▶ **Given text**
I had a solo show bouncing around in my head from the end of last year but after making a promise that I would be avoiding the solo show world I am finding that voice is becoming louder. Often I discover the feel of a show will first reveal itself in the music I am listening to and of late it has been David Bowie's "The Next Day", Queens of the Stone Age "...Like Clockwork" and movie soundtracks by Mike Patton. If a new show does emerge it will be nothing like "The Goodbye Guy", it is feeling angry and dangerous, more than I have felt in a long time. I think this is a positive step and if a show does appear you'll be the first to know.
I have also released this week a show I recorded on my smartphone while performing at the Perth Comedy Festival. Many people have told me that I should be selling this stuff but I plan on producing a lot of work and I'm tired of doing things the way "they're meant to be done". I didn't get into this business for any other reason than to be creative and the majority of people in this industry have lost sight of this fact. It is about making a buck and how can we parlay this into more corporate work. Fuck that. I won't lie and state I'm not interested in making more money. That would be very hypocritical of me. Yet I am not going to let it rule my way of thinking and if I want to put something out there for fans that is free then I will. I have some ideas for other products you may like to buy in the future but in the meantime why don't have you a free show on me. Head over to canyoutakethisphoto.com and click on the "Perthonality Show".
Back to last night. "Watson" asked me to be a part of their four show season at The Butterfly Club and I said yes immediately because I like both Adam MacKenzie and Tegan Higginbotham as friends and also enjoy their collective work. They put together a fun show starring Girls Uninterrupted, Randy and Xavier Michelides. I was on last and this was my setlist:
Maguire and the Ape
White Men Have It Hard
Destroying a Nerd
“You Can Shit In Your Hat”

▶ **Spatial annotation listing**
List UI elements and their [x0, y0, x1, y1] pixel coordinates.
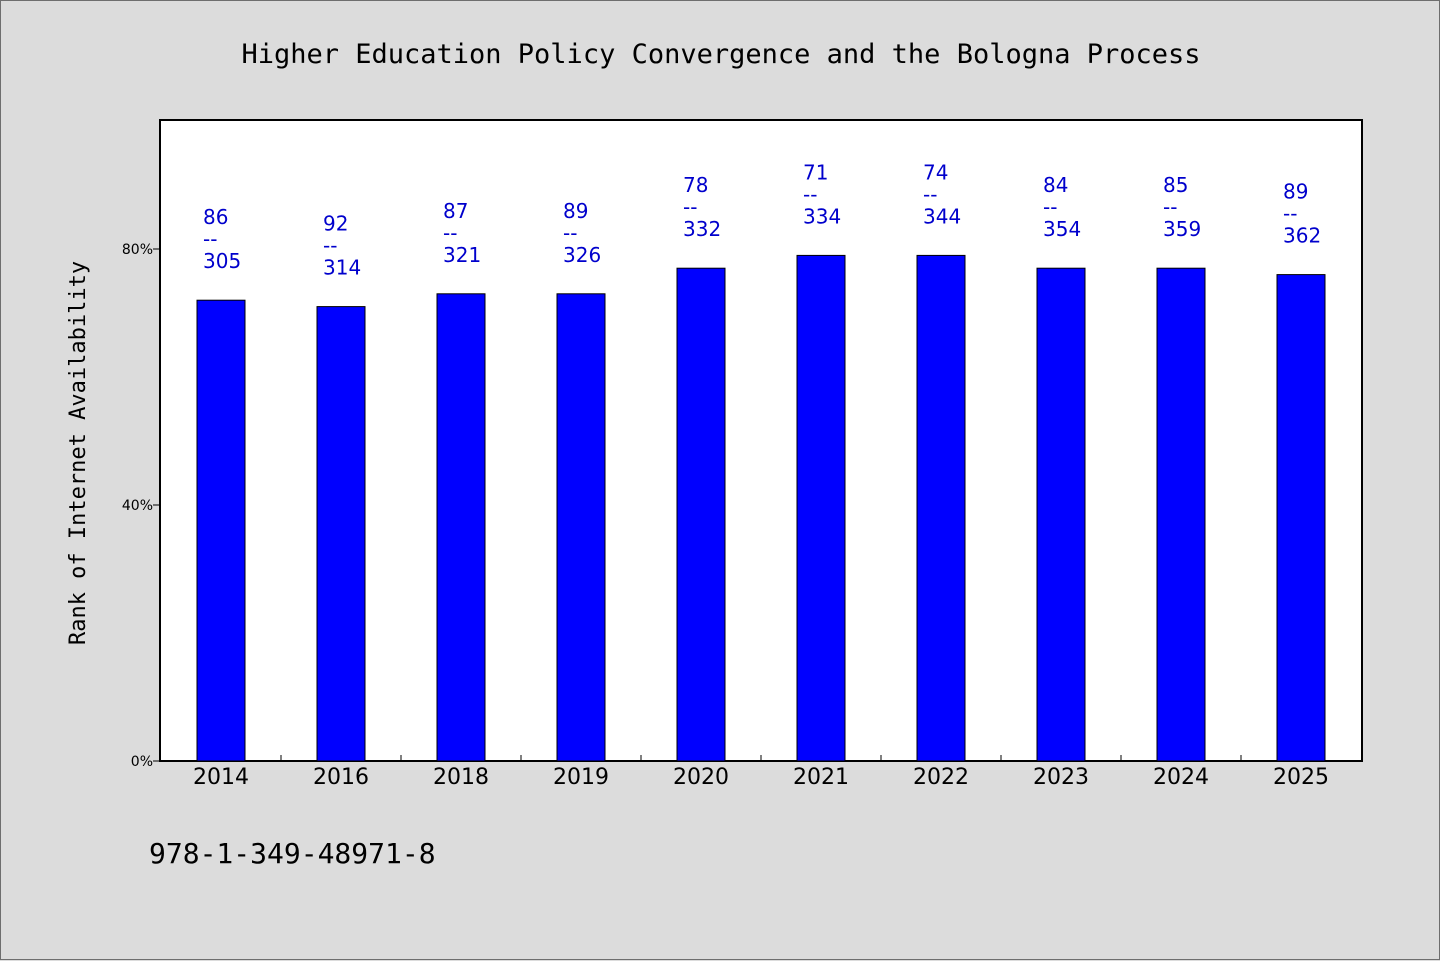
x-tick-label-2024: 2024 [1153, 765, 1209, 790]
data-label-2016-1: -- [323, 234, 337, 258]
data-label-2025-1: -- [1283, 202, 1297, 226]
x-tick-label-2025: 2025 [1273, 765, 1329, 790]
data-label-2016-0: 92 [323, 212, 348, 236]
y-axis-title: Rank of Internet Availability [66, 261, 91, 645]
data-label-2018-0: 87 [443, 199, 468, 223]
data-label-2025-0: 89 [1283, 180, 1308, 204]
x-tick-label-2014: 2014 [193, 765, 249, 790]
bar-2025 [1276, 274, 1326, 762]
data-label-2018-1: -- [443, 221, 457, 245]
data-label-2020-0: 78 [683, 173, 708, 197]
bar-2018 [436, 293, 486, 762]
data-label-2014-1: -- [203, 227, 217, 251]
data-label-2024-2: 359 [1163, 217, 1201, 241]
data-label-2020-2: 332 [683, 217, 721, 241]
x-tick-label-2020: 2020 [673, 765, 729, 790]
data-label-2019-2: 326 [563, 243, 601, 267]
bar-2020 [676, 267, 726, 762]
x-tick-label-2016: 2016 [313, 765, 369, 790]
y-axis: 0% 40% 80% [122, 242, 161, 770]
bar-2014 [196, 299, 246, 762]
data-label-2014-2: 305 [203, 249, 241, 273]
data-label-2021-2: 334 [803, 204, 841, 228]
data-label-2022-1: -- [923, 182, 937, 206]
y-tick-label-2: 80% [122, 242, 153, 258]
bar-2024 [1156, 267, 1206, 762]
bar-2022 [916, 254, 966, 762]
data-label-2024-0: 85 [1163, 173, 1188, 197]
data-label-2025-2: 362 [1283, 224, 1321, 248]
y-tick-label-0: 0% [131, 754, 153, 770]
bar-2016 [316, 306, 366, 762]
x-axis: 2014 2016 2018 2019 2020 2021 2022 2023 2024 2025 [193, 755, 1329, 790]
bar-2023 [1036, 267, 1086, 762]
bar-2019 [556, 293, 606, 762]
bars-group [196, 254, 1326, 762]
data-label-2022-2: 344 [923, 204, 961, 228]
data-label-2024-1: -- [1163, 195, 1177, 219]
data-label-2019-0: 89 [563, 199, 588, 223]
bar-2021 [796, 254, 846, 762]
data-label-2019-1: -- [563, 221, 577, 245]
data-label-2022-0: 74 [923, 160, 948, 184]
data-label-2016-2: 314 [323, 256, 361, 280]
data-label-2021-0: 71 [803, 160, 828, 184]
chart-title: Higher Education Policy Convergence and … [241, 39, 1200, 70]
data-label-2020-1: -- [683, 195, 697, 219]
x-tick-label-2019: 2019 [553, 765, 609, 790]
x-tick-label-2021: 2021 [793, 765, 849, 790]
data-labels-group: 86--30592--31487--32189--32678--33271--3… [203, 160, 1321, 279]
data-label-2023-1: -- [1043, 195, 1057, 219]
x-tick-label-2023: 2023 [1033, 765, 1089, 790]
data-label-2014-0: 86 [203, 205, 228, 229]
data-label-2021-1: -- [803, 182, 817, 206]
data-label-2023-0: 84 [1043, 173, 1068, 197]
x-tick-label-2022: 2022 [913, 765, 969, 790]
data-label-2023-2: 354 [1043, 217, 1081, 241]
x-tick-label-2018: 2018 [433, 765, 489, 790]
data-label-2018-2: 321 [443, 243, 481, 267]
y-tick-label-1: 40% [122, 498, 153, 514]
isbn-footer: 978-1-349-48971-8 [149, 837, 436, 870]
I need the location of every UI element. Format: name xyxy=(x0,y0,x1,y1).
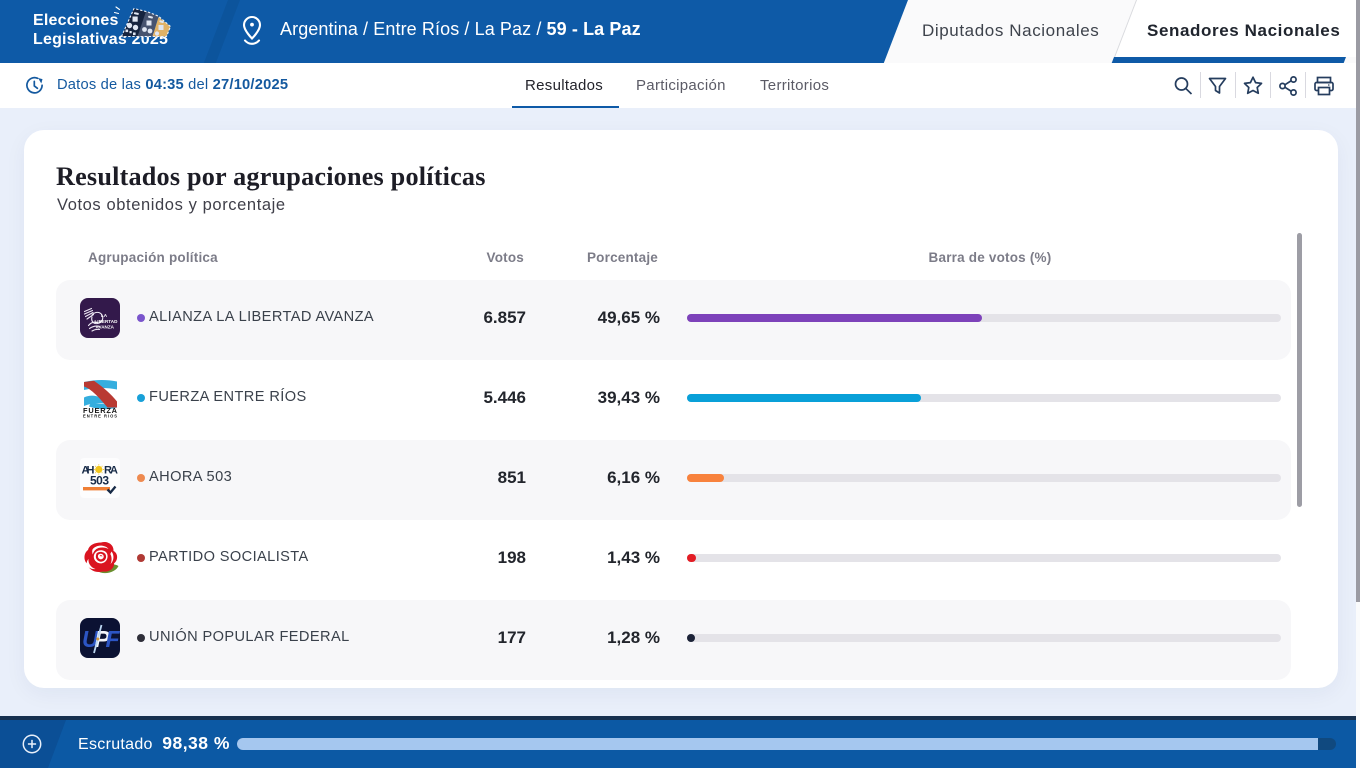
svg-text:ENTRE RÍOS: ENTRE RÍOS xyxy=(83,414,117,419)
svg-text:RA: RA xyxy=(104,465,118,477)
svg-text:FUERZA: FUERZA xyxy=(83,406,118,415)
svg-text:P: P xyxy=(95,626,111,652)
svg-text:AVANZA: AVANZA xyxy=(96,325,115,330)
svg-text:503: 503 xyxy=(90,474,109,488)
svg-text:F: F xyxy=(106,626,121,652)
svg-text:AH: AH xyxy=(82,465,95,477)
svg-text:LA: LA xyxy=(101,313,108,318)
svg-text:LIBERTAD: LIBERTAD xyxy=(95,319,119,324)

▶ **Things to do**
1. In the listing, edit the lines from the one containing "x-tick-label-2024: 2024 [1153, 765, 1209, 790]" through the one containing "chart-title: Higher Education", inclusive, so that "Rank of Internet Availability" becomes "Internet Access Ranking" and everything else stays the same. Return only those lines.
2. Continue the comedian's post about the solo show plans and the setlist from the point at which it ends.
The listing has no connection to the text about the comedy show.

▶ **Responses per task**
1.
x-tick-label-2024: 2024 [1153, 765, 1209, 790]
data-label-2016-1: -- [323, 234, 337, 258]
data-label-2025-1: -- [1283, 202, 1297, 226]
x-tick-label-2025: 2025 [1273, 765, 1329, 790]
data-label-2016-0: 92 [323, 212, 348, 236]
y-axis-title: Internet Access Ranking [66, 261, 91, 645]
data-label-2018-0: 87 [443, 199, 468, 223]
data-label-2025-0: 89 [1283, 180, 1308, 204]
x-tick-label-2014: 2014 [193, 765, 249, 790]
bar-2025 [1276, 274, 1326, 762]
data-label-2018-1: -- [443, 221, 457, 245]
data-label-2020-0: 78 [683, 173, 708, 197]
bar-2018 [436, 293, 486, 762]
data-label-2014-1: -- [203, 227, 217, 251]
data-label-2024-2: 359 [1163, 217, 1201, 241]
data-label-2020-2: 332 [683, 217, 721, 241]
x-tick-label-2020: 2020 [673, 765, 729, 790]
data-label-2019-2: 326 [563, 243, 601, 267]
bar-2020 [676, 267, 726, 762]
x-tick-label-2016: 2016 [313, 765, 369, 790]
y-axis: 0% 40% 80% [122, 242, 161, 770]
bar-2014 [196, 299, 246, 762]
data-label-2014-2: 305 [203, 249, 241, 273]
data-label-2021-2: 334 [803, 204, 841, 228]
data-label-2022-1: -- [923, 182, 937, 206]
y-tick-label-2: 80% [122, 242, 153, 258]
bar-2024 [1156, 267, 1206, 762]
bar-2022 [916, 254, 966, 762]
data-label-2024-0: 85 [1163, 173, 1188, 197]
data-label-2025-2: 362 [1283, 224, 1321, 248]
y-tick-label-0: 0% [131, 754, 153, 770]
bar-2016 [316, 306, 366, 762]
x-axis: 2014 2016 2018 2019 2020 2021 2022 2023 2024 2025 [193, 755, 1329, 790]
bar-2023 [1036, 267, 1086, 762]
bar-2019 [556, 293, 606, 762]
bars-group [196, 254, 1326, 762]
data-label-2022-2: 344 [923, 204, 961, 228]
data-label-2024-1: -- [1163, 195, 1177, 219]
data-label-2019-0: 89 [563, 199, 588, 223]
bar-2021 [796, 254, 846, 762]
data-label-2019-1: -- [563, 221, 577, 245]
data-label-2022-0: 74 [923, 160, 948, 184]
data-label-2016-2: 314 [323, 256, 361, 280]
data-label-2021-0: 71 [803, 160, 828, 184]
chart-title: Higher Education Policy Convergence and … [241, 39, 1200, 70]

2.
Country Folk vs Inner City Living
“Are You Aboriginal?”
Bomb Chucker and “I’m Sorry”
How Little I Know About Aboriginal Culture
Hurting a good person
Sargent Richard Long
Today’s Tragedy is Tomorrow’s Bouncy Castle
I was a bit rambly in my first gig back but that allowed me to explore some of the themes and ideas that have been bouncing around in my head for the last couple of months. I felt like there was some good material in here and considering the oldest routines are weeks old at best, they feel like they're coalescing into something new and interesting, a body of work that will be quite different to material I have written in the last couple of years. Also some interesting personal stories popped up that I wasn't expecting and they seemed like they had legs although it is difficult to tell sometimes when the audience is as good as it was last night.
A fun and successful night that helped remind me exactly what I love about stand up comedy. Three nights to go too so if you're around Melbourne you should definitely stop by for the show. Otherwise keep an eye out for more announcements of gigs around Australia in the next week.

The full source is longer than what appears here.